--- START OF Supplied information ---
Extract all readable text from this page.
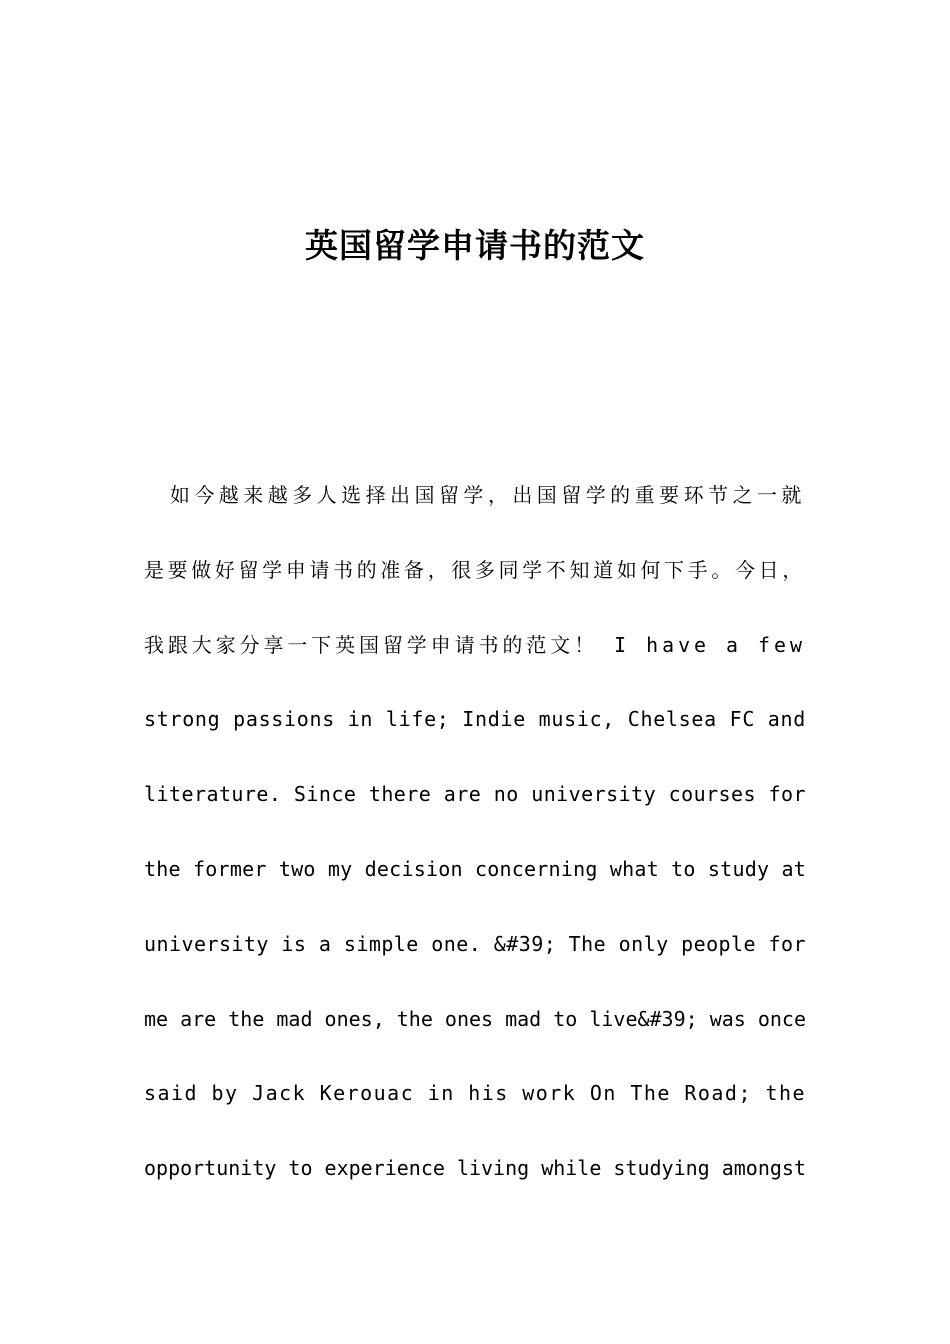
英国留学申请书的范文
如今越来越多人选择出国留学，出国留学的重要环节之一就
是要做好留学申请书的准备，很多同学不知道如何下手。今日，
我跟大家分享一下英国留学申请书的范文！ I have a few
strong passions in life; Indie music, Chelsea FC and
literature. Since there are no university courses for
the former two my decision concerning what to study at
university is a simple one. &#39; The only people for
me are the mad ones, the ones mad to live&#39; was once
said by Jack Kerouac in his work On The Road; the
opportunity to experience living while studying amongst
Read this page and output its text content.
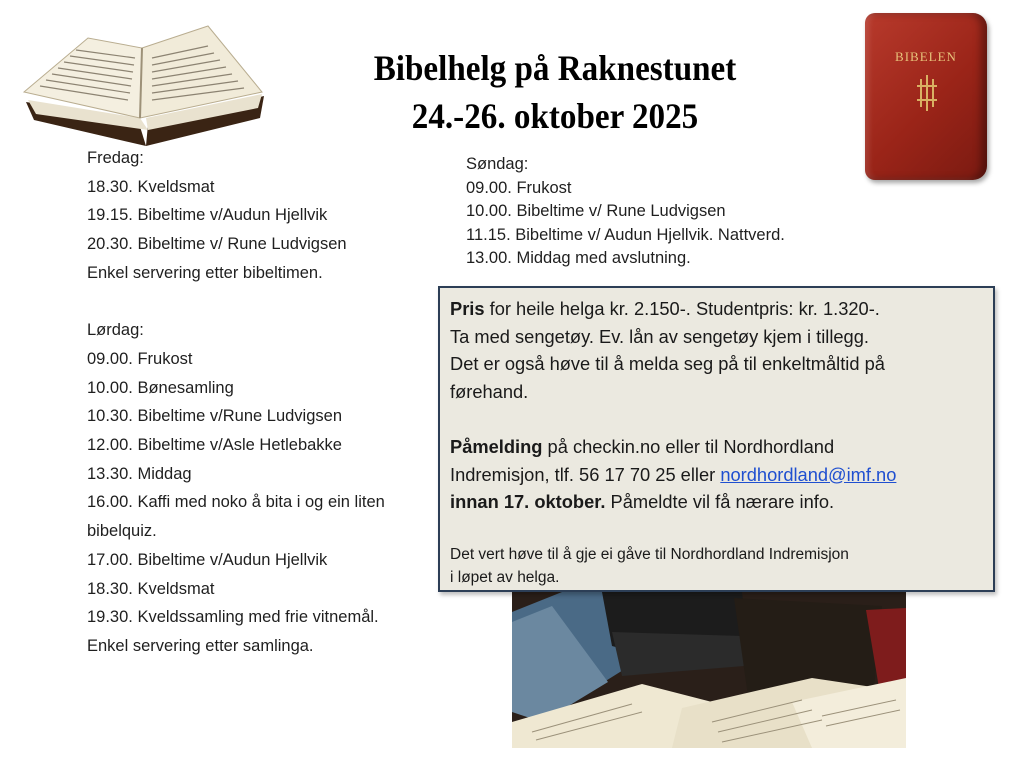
BIBELEN
Bibelhelg på Raknestunet
24.-26. oktober 2025
Fredag:
18.30. Kveldsmat
19.15. Bibeltime v/Audun Hjellvik
20.30. Bibeltime v/ Rune Ludvigsen
Enkel servering etter bibeltimen.
Lørdag:
09.00. Frukost
10.00. Bønesamling
10.30. Bibeltime v/Rune Ludvigsen
12.00. Bibeltime v/Asle Hetlebakke
13.30. Middag
16.00. Kaffi med noko å bita i og ein liten
bibelquiz.
17.00. Bibeltime v/Audun Hjellvik
18.30. Kveldsmat
19.30. Kveldssamling med frie vitnemål.
Enkel servering etter samlinga.
Søndag:
09.00. Frukost
10.00. Bibeltime v/ Rune Ludvigsen
11.15. Bibeltime v/ Audun Hjellvik. Nattverd.
13.00. Middag med avslutning.
Pris for heile helga kr. 2.150-. Studentpris: kr. 1.320-.
Ta med sengetøy. Ev. lån av sengetøy kjem i tillegg.
Det er også høve til å melda seg på til enkeltmåltid på
førehand.
Påmelding på checkin.no eller til Nordhordland
Indremisjon, tlf. 56 17 70 25 eller nordhordland@imf.no
innan 17. oktober. Påmeldte vil få nærare info.
Det vert høve til å gje ei gåve til Nordhordland Indremisjon
i løpet av helga.
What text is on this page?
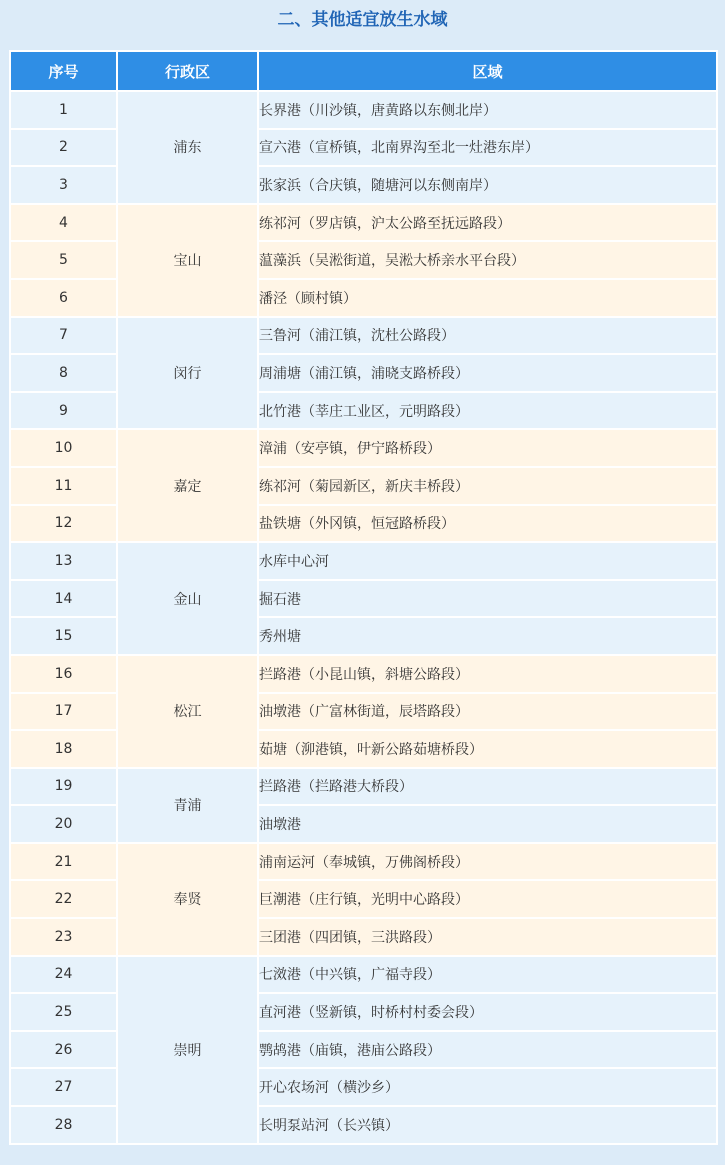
二、其他适宜放生水域
序号	行政区	区域
1	浦东	长界港（川沙镇，唐黄路以东侧北岸）
2		宣六港（宣桥镇，北南界沟至北一灶港东岸）
3		张家浜（合庆镇，随塘河以东侧南岸）
4	宝山	练祁河（罗店镇，沪太公路至抚远路段）
5		蕰藻浜（吴淞街道，吴淞大桥亲水平台段）
6		潘泾（顾村镇）
7	闵行	三鲁河（浦江镇，沈杜公路段）
8		周浦塘（浦江镇，浦晓支路桥段）
9		北竹港（莘庄工业区，元明路段）
10	嘉定	漳浦（安亭镇，伊宁路桥段）
11		练祁河（菊园新区，新庆丰桥段）
12		盐铁塘（外冈镇，恒冠路桥段）
13	金山	水库中心河
14		掘石港
15		秀州塘
16	松江	拦路港（小昆山镇，斜塘公路段）
17		油墩港（广富林街道，辰塔路段）
18		茹塘（泖港镇，叶新公路茹塘桥段）
19	青浦	拦路港（拦路港大桥段）
20		油墩港
21	奉贤	浦南运河（奉城镇，万佛阁桥段）
22		巨潮港（庄行镇，光明中心路段）
23		三团港（四团镇，三洪路段）
24	崇明	七滧港（中兴镇，广福寺段）
25		直河港（竖新镇，时桥村村委会段）
26		鹗鸪港（庙镇，港庙公路段）
27		开心农场河（横沙乡）
28		长明泵站河（长兴镇）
--- END OF Supplied information ---
Goal: Quote every record above exactly, leaving out any pictures.

Solved exercise:
Extract all readable text from this page.
英国留学申请书的范文
如今越来越多人选择出国留学，出国留学的重要环节之一就
是要做好留学申请书的准备，很多同学不知道如何下手。今日，
我跟大家分享一下英国留学申请书的范文！ I have a few
strong passions in life; Indie music, Chelsea FC and
literature. Since there are no university courses for
the former two my decision concerning what to study at
university is a simple one. &#39; The only people for
me are the mad ones, the ones mad to live&#39; was once
said by Jack Kerouac in his work On The Road; the
opportunity to experience living while studying amongst
Read this page and output its text content.
BIBELEN
Bibelhelg på Raknestunet
24.-26. oktober 2025
Fredag:
18.30. Kveldsmat
19.15. Bibeltime v/Audun Hjellvik
20.30. Bibeltime v/ Rune Ludvigsen
Enkel servering etter bibeltimen.
Lørdag:
09.00. Frukost
10.00. Bønesamling
10.30. Bibeltime v/Rune Ludvigsen
12.00. Bibeltime v/Asle Hetlebakke
13.30. Middag
16.00. Kaffi med noko å bita i og ein liten
bibelquiz.
17.00. Bibeltime v/Audun Hjellvik
18.30. Kveldsmat
19.30. Kveldssamling med frie vitnemål.
Enkel servering etter samlinga.
Søndag:
09.00. Frukost
10.00. Bibeltime v/ Rune Ludvigsen
11.15. Bibeltime v/ Audun Hjellvik. Nattverd.
13.00. Middag med avslutning.
Pris for heile helga kr. 2.150-. Studentpris: kr. 1.320-.
Ta med sengetøy. Ev. lån av sengetøy kjem i tillegg.
Det er også høve til å melda seg på til enkeltmåltid på
førehand.
Påmelding på checkin.no eller til Nordhordland
Indremisjon, tlf. 56 17 70 25 eller nordhordland@imf.no
innan 17. oktober. Påmeldte vil få nærare info.
Det vert høve til å gje ei gåve til Nordhordland Indremisjon
i løpet av helga.
What text is on this page?
二、其他适宜放生水域
序号	行政区	区域
1	浦东	长界港（川沙镇，唐黄路以东侧北岸）
2		宣六港（宣桥镇，北南界沟至北一灶港东岸）
3		张家浜（合庆镇，随塘河以东侧南岸）
4	宝山	练祁河（罗店镇，沪太公路至抚远路段）
5		蕰藻浜（吴淞街道，吴淞大桥亲水平台段）
6		潘泾（顾村镇）
7	闵行	三鲁河（浦江镇，沈杜公路段）
8		周浦塘（浦江镇，浦晓支路桥段）
9		北竹港（莘庄工业区，元明路段）
10	嘉定	漳浦（安亭镇，伊宁路桥段）
11		练祁河（菊园新区，新庆丰桥段）
12		盐铁塘（外冈镇，恒冠路桥段）
13	金山	水库中心河
14		掘石港
15		秀州塘
16	松江	拦路港（小昆山镇，斜塘公路段）
17		油墩港（广富林街道，辰塔路段）
18		茹塘（泖港镇，叶新公路茹塘桥段）
19	青浦	拦路港（拦路港大桥段）
20		油墩港
21	奉贤	浦南运河（奉城镇，万佛阁桥段）
22		巨潮港（庄行镇，光明中心路段）
23		三团港（四团镇，三洪路段）
24	崇明	七滧港（中兴镇，广福寺段）
25		直河港（竖新镇，时桥村村委会段）
26		鹗鸪港（庙镇，港庙公路段）
27		开心农场河（横沙乡）
28		长明泵站河（长兴镇）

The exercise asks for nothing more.